- **WORK TO DO**: Every entry below should be transcribed exactly; pictures stay out of the copy.

- **DATA FOR THIS EXERCISE**:

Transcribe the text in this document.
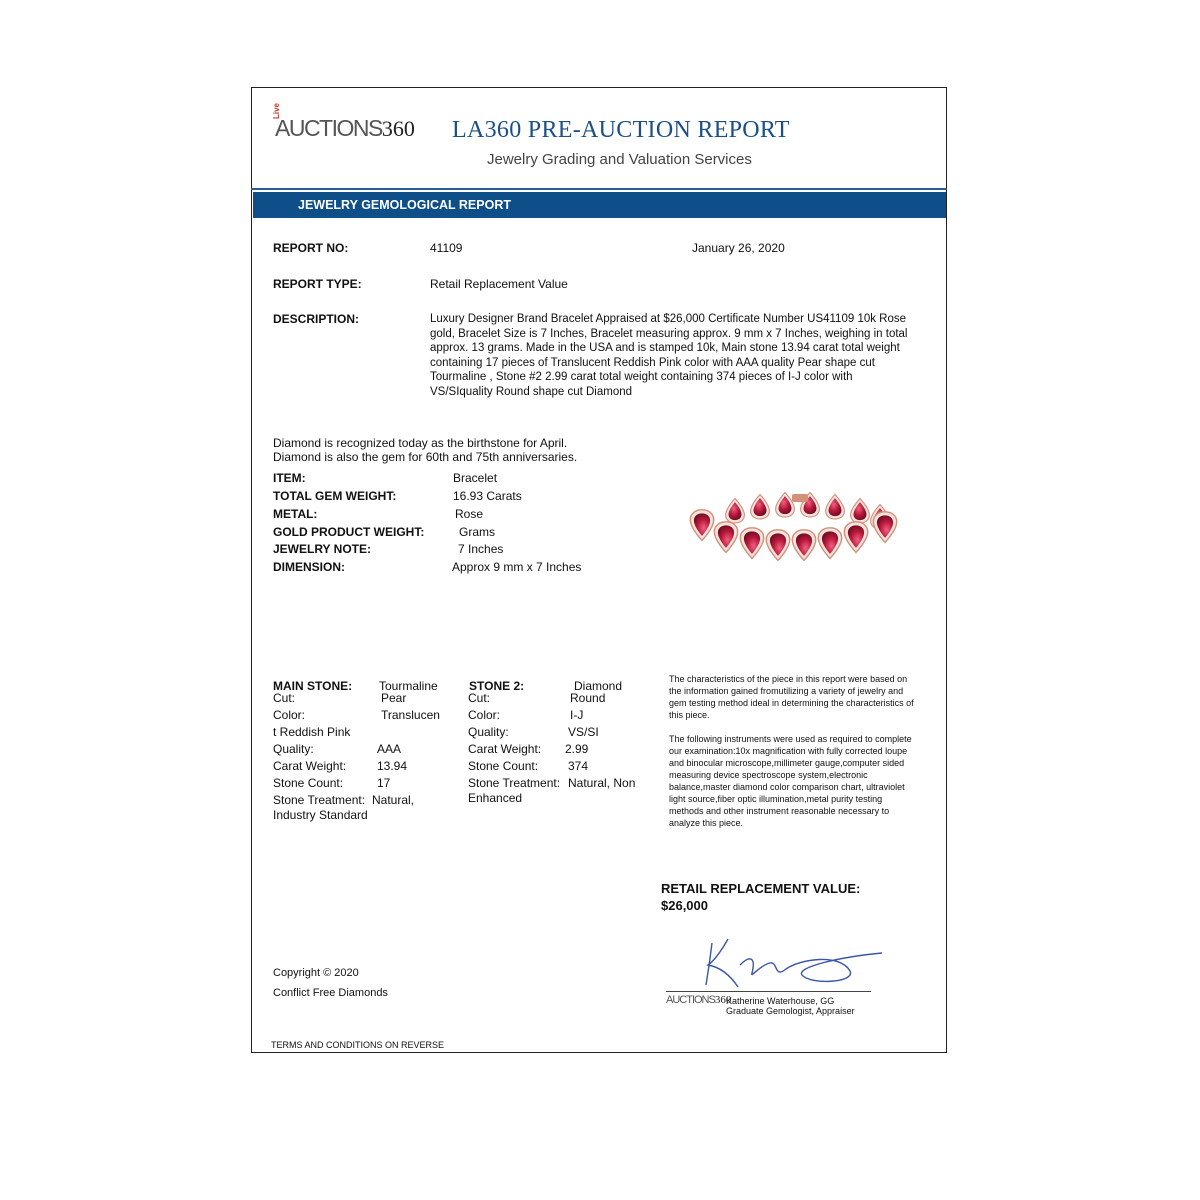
Live
AUCTIONS360 LA360 PRE-AUCTION REPORT
Jewelry Grading and Valuation Services
JEWELRY GEMOLOGICAL REPORT
REPORT NO:	41109	January 26, 2020
REPORT TYPE:	Retail Replacement Value
DESCRIPTION:	Luxury Designer Brand Bracelet Appraised at $26,000 Certificate Number US41109 10k Rose gold, Bracelet Size is 7 Inches, Bracelet measuring approx. 9 mm x 7 Inches, weighing in total approx. 13 grams. Made in the USA and is stamped 10k, Main stone 13.94 carat total weight containing 17 pieces of Translucent Reddish Pink color with AAA quality Pear shape cut Tourmaline , Stone #2 2.99 carat total weight containing 374 pieces of I-J color with VS/SIquality Round shape cut Diamond
Diamond is recognized today as the birthstone for April.
Diamond is also the gem for 60th and 75th anniversaries.
ITEM:	Bracelet
TOTAL GEM WEIGHT:	16.93 Carats
METAL:	Rose
GOLD PRODUCT WEIGHT:	Grams
JEWELRY NOTE:	7 Inches
DIMENSION:	Approx 9 mm x 7 Inches
MAIN STONE: Tourmaline
Cut:	Pear
Color:	Translucen
t Reddish Pink
Quality:	AAA
Carat Weight:	13.94
Stone Count:	17
Stone Treatment: Natural,
Industry Standard
STONE 2:	Diamond
Cut:	Round
Color:	I-J
Quality:	VS/SI
Carat Weight: 2.99
Stone Count: 374
Stone Treatment: Natural, Non
Enhanced
The characteristics of the piece in this report were based on the information gained fromutilizing a variety of jewelry and gem testing method ideal in determining the characteristics of this piece.
The following instruments were used as required to complete our examination:10x magnification with fully corrected loupe and binocular microscope,millimeter gauge,computer sided measuring device spectroscope system,electronic balance,master diamond color comparison chart, ultraviolet light source,fiber optic illumination,metal purity testing methods and other instrument reasonable necessary to analyze this piece.
RETAIL REPLACEMENT VALUE:
$26,000
AUCTIONS360
Katherine Waterhouse, GG
Graduate Gemologist, Appraiser
Copyright © 2020
Conflict Free Diamonds
TERMS AND CONDITIONS ON REVERSE
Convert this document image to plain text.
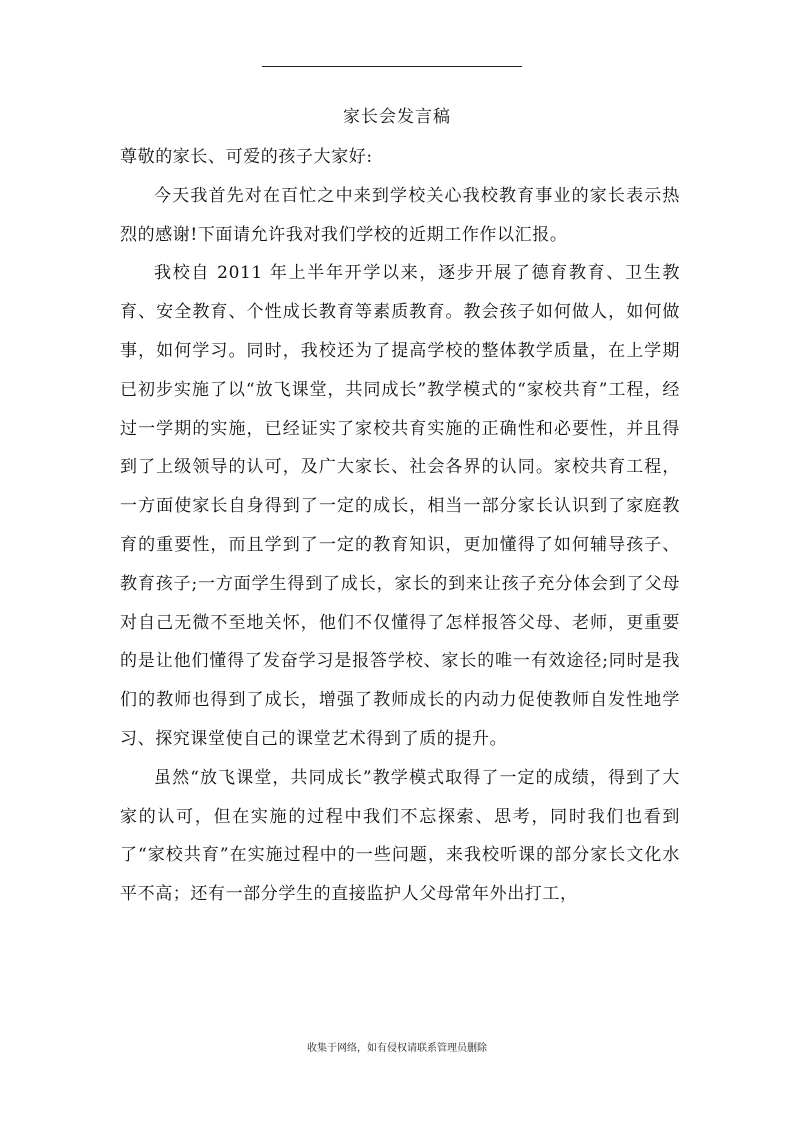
家长会发言稿

尊敬的家长、可爱的孩子大家好:

今天我首先对在百忙之中来到学校关心我校教育事业的家长表示热烈的感谢!下面请允许我对我们学校的近期工作作以汇报。

我校自 2011 年上半年开学以来，逐步开展了德育教育、卫生教育、安全教育、个性成长教育等素质教育。教会孩子如何做人，如何做事，如何学习。同时，我校还为了提高学校的整体教学质量，在上学期已初步实施了以“放飞课堂，共同成长”教学模式的“家校共育”工程，经过一学期的实施，已经证实了家校共育实施的正确性和必要性，并且得到了上级领导的认可，及广大家长、社会各界的认同。家校共育工程，一方面使家长自身得到了一定的成长，相当一部分家长认识到了家庭教育的重要性，而且学到了一定的教育知识，更加懂得了如何辅导孩子、教育孩子;一方面学生得到了成长，家长的到来让孩子充分体会到了父母对自己无微不至地关怀，他们不仅懂得了怎样报答父母、老师，更重要的是让他们懂得了发奋学习是报答学校、家长的唯一有效途径;同时是我们的教师也得到了成长，增强了教师成长的内动力促使教师自发性地学习、探究课堂使自己的课堂艺术得到了质的提升。

虽然“放飞课堂，共同成长”教学模式取得了一定的成绩，得到了大家的认可，但在实施的过程中我们不忘探索、思考，同时我们也看到了“家校共育”在实施过程中的一些问题，来我校听课的部分家长文化水平不高；还有一部分学生的直接监护人父母常年外出打工，

收集于网络，如有侵权请联系管理员删除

- **PROBLEM SOLUTION**:
Transcribe the text in this document.
Live
AUCTIONS360 LA360 PRE-AUCTION REPORT
Jewelry Grading and Valuation Services
JEWELRY GEMOLOGICAL REPORT
REPORT NO:	41109	January 26, 2020
REPORT TYPE:	Retail Replacement Value
DESCRIPTION:	Luxury Designer Brand Bracelet Appraised at $26,000 Certificate Number US41109 10k Rose gold, Bracelet Size is 7 Inches, Bracelet measuring approx. 9 mm x 7 Inches, weighing in total approx. 13 grams. Made in the USA and is stamped 10k, Main stone 13.94 carat total weight containing 17 pieces of Translucent Reddish Pink color with AAA quality Pear shape cut Tourmaline , Stone #2 2.99 carat total weight containing 374 pieces of I-J color with VS/SIquality Round shape cut Diamond
Diamond is recognized today as the birthstone for April.
Diamond is also the gem for 60th and 75th anniversaries.
ITEM:	Bracelet
TOTAL GEM WEIGHT:	16.93 Carats
METAL:	Rose
GOLD PRODUCT WEIGHT:	Grams
JEWELRY NOTE:	7 Inches
DIMENSION:	Approx 9 mm x 7 Inches
MAIN STONE: Tourmaline
Cut:	Pear
Color:	Translucen
t Reddish Pink
Quality:	AAA
Carat Weight:	13.94
Stone Count:	17
Stone Treatment: Natural,
Industry Standard
STONE 2:	Diamond
Cut:	Round
Color:	I-J
Quality:	VS/SI
Carat Weight: 2.99
Stone Count: 374
Stone Treatment: Natural, Non
Enhanced
The characteristics of the piece in this report were based on the information gained fromutilizing a variety of jewelry and gem testing method ideal in determining the characteristics of this piece.
The following instruments were used as required to complete our examination:10x magnification with fully corrected loupe and binocular microscope,millimeter gauge,computer sided measuring device spectroscope system,electronic balance,master diamond color comparison chart, ultraviolet light source,fiber optic illumination,metal purity testing methods and other instrument reasonable necessary to analyze this piece.
RETAIL REPLACEMENT VALUE:
$26,000
AUCTIONS360
Katherine Waterhouse, GG
Graduate Gemologist, Appraiser
Copyright © 2020
Conflict Free Diamonds
TERMS AND CONDITIONS ON REVERSE
Convert this document image to plain text.
家长会发言稿

尊敬的家长、可爱的孩子大家好:

今天我首先对在百忙之中来到学校关心我校教育事业的家长表示热烈的感谢!下面请允许我对我们学校的近期工作作以汇报。

我校自 2011 年上半年开学以来，逐步开展了德育教育、卫生教育、安全教育、个性成长教育等素质教育。教会孩子如何做人，如何做事，如何学习。同时，我校还为了提高学校的整体教学质量，在上学期已初步实施了以“放飞课堂，共同成长”教学模式的“家校共育”工程，经过一学期的实施，已经证实了家校共育实施的正确性和必要性，并且得到了上级领导的认可，及广大家长、社会各界的认同。家校共育工程，一方面使家长自身得到了一定的成长，相当一部分家长认识到了家庭教育的重要性，而且学到了一定的教育知识，更加懂得了如何辅导孩子、教育孩子;一方面学生得到了成长，家长的到来让孩子充分体会到了父母对自己无微不至地关怀，他们不仅懂得了怎样报答父母、老师，更重要的是让他们懂得了发奋学习是报答学校、家长的唯一有效途径;同时是我们的教师也得到了成长，增强了教师成长的内动力促使教师自发性地学习、探究课堂使自己的课堂艺术得到了质的提升。

虽然“放飞课堂，共同成长”教学模式取得了一定的成绩，得到了大家的认可，但在实施的过程中我们不忘探索、思考，同时我们也看到了“家校共育”在实施过程中的一些问题，来我校听课的部分家长文化水平不高；还有一部分学生的直接监护人父母常年外出打工，

收集于网络，如有侵权请联系管理员删除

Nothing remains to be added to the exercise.